Excerpts from a figure dataset
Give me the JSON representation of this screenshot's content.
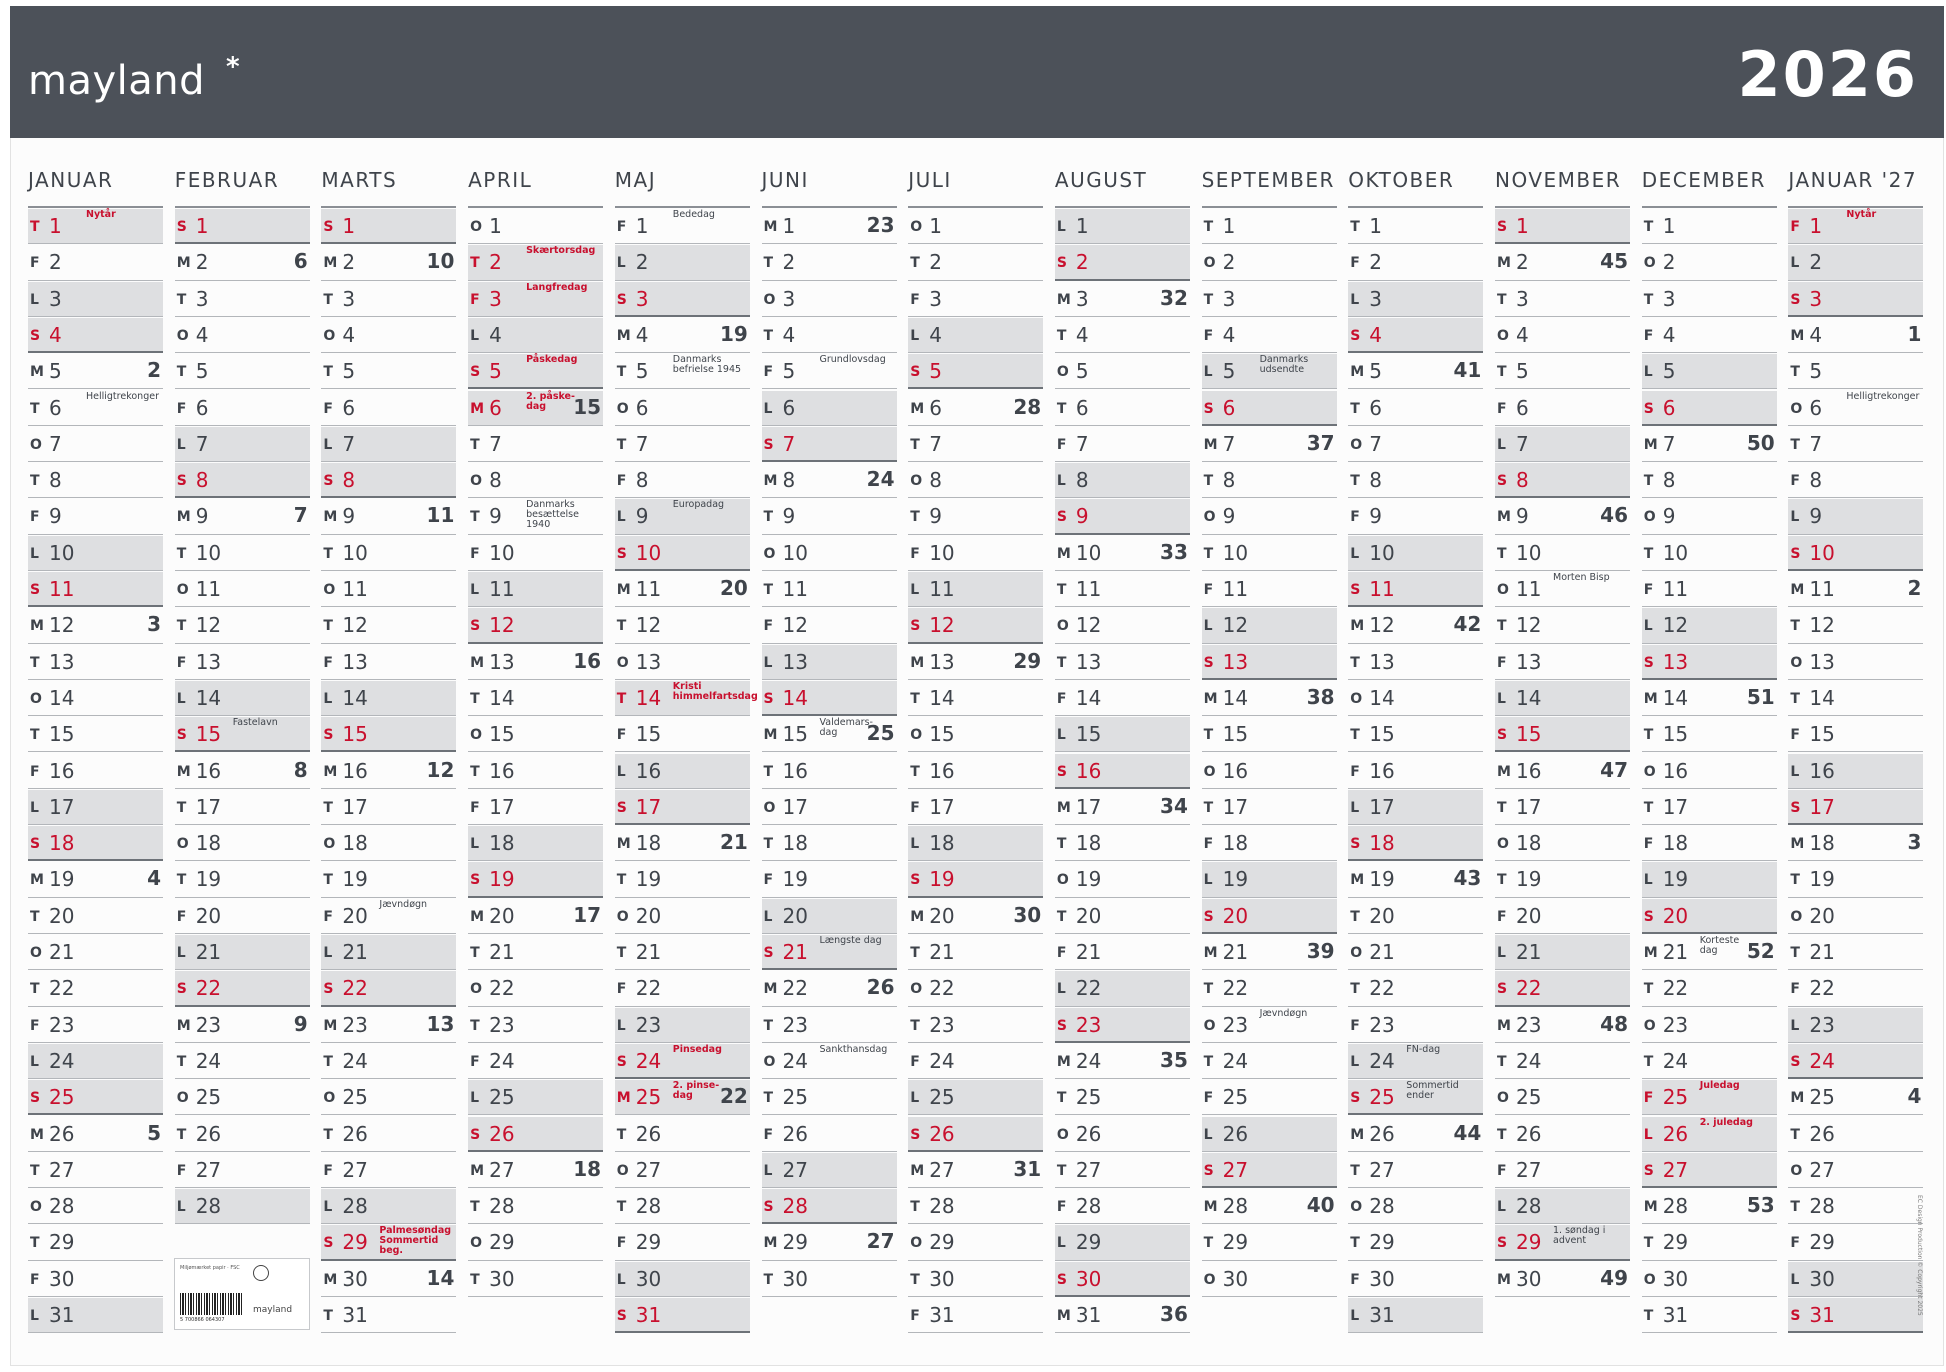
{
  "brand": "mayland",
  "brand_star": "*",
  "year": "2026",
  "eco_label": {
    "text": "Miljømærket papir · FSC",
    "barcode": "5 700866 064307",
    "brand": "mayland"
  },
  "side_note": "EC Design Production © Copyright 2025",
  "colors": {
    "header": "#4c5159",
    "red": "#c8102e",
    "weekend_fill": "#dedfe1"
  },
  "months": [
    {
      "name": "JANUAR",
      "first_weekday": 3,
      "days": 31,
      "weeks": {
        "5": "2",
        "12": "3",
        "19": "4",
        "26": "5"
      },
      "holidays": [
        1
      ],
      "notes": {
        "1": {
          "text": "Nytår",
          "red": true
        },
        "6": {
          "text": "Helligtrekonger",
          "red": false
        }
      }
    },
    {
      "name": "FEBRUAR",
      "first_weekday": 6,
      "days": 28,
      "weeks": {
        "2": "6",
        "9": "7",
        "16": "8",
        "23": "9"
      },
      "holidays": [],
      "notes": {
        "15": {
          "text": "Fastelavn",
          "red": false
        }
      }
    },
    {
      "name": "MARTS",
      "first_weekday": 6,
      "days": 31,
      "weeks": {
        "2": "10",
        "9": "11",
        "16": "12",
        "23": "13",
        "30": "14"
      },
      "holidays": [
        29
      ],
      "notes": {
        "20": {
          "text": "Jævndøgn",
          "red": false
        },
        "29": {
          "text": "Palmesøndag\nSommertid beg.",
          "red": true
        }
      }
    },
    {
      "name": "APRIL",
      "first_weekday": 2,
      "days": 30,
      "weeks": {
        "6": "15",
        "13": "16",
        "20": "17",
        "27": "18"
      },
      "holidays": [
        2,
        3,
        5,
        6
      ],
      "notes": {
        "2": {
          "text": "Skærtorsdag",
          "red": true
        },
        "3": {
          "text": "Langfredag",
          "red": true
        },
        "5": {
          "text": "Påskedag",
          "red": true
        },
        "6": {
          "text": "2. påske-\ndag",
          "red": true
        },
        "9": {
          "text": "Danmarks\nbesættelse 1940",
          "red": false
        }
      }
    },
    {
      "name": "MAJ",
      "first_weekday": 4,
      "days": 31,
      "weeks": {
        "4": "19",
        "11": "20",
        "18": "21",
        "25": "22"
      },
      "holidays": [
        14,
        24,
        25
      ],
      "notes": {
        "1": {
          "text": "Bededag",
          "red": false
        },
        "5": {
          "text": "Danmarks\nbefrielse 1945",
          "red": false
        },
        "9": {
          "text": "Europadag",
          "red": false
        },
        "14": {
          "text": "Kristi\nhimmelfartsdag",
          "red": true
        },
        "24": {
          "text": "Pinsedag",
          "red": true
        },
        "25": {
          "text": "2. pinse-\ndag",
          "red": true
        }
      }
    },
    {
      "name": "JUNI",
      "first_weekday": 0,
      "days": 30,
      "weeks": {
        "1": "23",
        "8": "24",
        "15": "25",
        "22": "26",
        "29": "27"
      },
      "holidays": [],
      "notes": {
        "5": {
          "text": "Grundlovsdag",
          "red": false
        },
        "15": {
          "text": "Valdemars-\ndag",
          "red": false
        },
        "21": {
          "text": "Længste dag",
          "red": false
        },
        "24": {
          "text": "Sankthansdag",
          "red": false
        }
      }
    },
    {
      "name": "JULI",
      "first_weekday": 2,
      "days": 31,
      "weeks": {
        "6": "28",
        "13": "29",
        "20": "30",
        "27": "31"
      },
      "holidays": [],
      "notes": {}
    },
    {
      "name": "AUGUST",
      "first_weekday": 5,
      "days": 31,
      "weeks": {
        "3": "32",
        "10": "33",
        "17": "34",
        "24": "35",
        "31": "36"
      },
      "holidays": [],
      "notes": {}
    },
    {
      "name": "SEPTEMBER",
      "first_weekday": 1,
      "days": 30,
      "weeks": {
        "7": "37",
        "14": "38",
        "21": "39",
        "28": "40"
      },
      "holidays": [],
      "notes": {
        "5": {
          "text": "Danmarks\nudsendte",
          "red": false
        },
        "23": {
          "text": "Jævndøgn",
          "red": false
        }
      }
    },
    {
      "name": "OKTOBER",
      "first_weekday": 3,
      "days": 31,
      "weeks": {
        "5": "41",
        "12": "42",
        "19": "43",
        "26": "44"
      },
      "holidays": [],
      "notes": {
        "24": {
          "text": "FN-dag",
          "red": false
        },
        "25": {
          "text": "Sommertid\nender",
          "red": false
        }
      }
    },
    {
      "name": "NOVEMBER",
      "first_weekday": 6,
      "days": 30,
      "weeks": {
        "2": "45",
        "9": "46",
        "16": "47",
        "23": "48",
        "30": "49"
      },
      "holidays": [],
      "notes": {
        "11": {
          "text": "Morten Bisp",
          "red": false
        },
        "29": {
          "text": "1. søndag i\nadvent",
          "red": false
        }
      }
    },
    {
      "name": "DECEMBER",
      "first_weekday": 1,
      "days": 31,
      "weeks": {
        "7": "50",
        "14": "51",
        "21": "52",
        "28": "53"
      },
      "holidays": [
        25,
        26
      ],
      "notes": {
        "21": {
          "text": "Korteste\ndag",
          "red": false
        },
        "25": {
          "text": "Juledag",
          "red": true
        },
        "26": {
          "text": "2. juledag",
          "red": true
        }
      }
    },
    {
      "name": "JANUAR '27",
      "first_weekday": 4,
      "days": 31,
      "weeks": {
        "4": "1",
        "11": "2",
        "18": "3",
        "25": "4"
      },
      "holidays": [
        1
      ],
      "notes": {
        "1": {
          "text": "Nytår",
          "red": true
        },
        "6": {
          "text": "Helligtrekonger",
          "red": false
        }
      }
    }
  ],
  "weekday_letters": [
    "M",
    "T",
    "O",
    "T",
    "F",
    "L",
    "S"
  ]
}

**EXERCISE**
Return all lines with the word "Danmarks" in them.

**EXERCISE RESPONSE**
          "text": "Danmarks\nbesættelse 1940",
          "text": "Danmarks\nbefrielse 1945",
          "text": "Danmarks\nudsendte",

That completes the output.